-------- DATA PROVIDED --------

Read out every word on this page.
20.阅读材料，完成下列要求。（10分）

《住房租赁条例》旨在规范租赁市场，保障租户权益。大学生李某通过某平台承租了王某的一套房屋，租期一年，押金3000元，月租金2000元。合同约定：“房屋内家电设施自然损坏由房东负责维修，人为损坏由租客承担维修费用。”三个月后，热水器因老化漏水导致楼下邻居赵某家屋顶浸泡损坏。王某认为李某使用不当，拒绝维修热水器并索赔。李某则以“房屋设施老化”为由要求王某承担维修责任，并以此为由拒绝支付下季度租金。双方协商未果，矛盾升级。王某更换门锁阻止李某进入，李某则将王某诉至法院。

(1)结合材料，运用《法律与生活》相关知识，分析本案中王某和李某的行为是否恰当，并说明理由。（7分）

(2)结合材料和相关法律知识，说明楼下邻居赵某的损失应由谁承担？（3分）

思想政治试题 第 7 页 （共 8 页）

--------
-------- DATA PROVIDED --------

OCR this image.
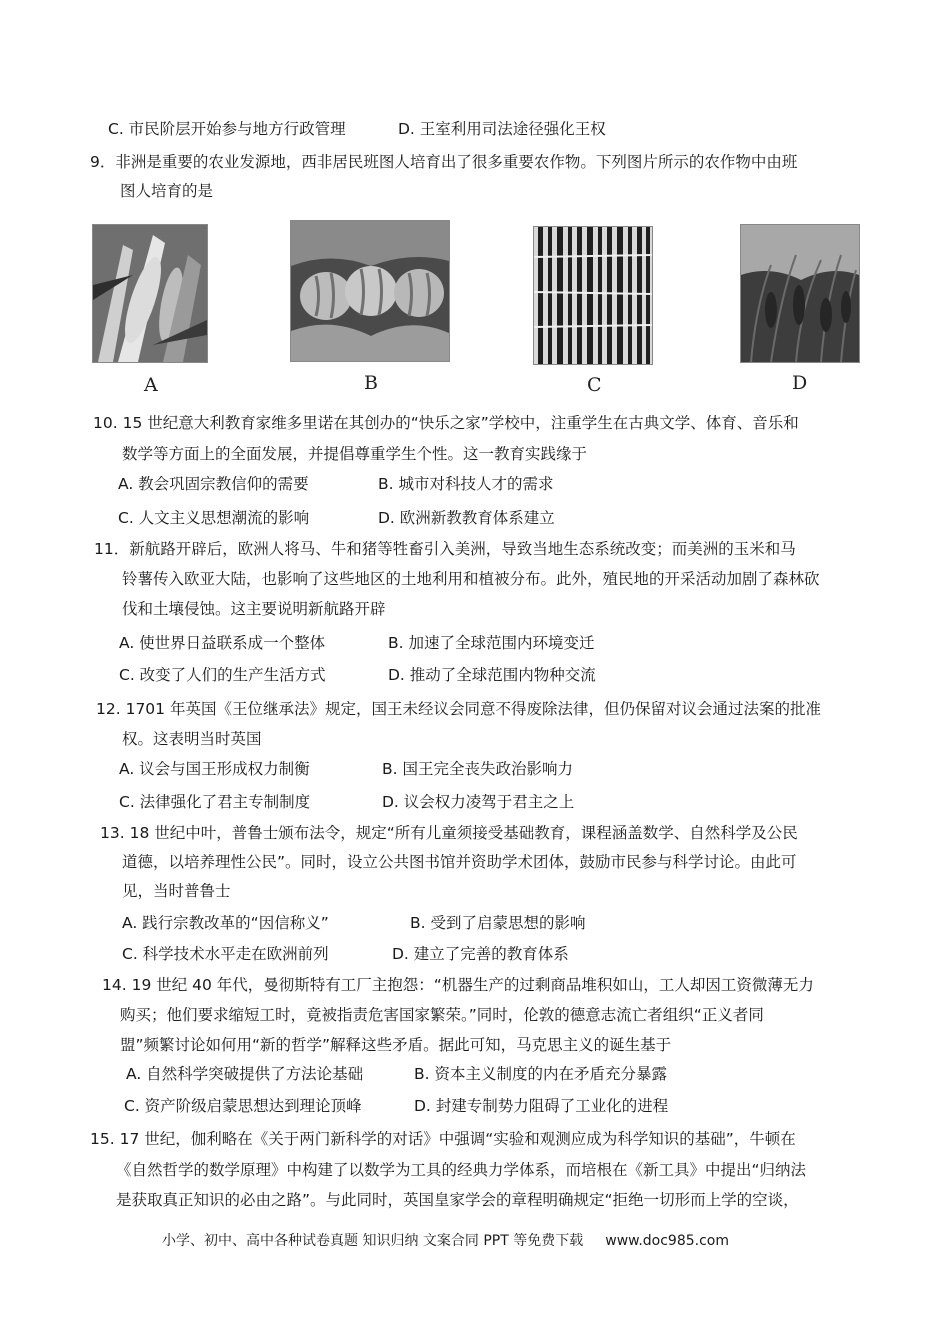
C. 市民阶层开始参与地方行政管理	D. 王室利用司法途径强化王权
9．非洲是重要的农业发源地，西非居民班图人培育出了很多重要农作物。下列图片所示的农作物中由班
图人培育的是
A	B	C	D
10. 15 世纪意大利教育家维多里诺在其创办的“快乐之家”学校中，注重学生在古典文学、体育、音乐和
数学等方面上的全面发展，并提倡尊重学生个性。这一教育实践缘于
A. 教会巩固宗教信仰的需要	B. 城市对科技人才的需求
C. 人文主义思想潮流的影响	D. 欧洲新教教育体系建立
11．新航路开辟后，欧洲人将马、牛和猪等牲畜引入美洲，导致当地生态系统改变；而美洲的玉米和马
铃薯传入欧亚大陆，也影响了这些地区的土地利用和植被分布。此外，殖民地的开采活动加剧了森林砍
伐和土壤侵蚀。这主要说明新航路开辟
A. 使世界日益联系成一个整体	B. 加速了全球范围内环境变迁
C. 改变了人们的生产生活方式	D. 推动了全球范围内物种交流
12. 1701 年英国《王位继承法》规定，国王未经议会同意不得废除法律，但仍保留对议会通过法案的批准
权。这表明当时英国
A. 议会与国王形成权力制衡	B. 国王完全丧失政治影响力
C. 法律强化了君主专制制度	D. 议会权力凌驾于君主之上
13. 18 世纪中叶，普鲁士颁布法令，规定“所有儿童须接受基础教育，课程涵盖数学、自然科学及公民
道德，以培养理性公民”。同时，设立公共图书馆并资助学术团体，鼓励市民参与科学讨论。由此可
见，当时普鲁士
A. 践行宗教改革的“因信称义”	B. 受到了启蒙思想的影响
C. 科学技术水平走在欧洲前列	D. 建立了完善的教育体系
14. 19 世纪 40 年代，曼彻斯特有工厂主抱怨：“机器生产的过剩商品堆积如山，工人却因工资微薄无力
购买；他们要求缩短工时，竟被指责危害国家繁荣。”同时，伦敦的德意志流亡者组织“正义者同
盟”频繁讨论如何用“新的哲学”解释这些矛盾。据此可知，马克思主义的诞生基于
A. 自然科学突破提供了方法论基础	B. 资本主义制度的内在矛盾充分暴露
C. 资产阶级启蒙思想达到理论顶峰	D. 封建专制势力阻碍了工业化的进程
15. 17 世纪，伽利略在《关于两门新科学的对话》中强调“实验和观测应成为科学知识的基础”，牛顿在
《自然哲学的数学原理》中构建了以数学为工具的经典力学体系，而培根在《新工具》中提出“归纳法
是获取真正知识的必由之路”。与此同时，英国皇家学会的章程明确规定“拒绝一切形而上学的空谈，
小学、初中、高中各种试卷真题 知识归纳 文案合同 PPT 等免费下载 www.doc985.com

--------

REQUEST
Copy each line of the listing that includes "this".

THE SOLUTION
Read out every word on this page.
OCR this image.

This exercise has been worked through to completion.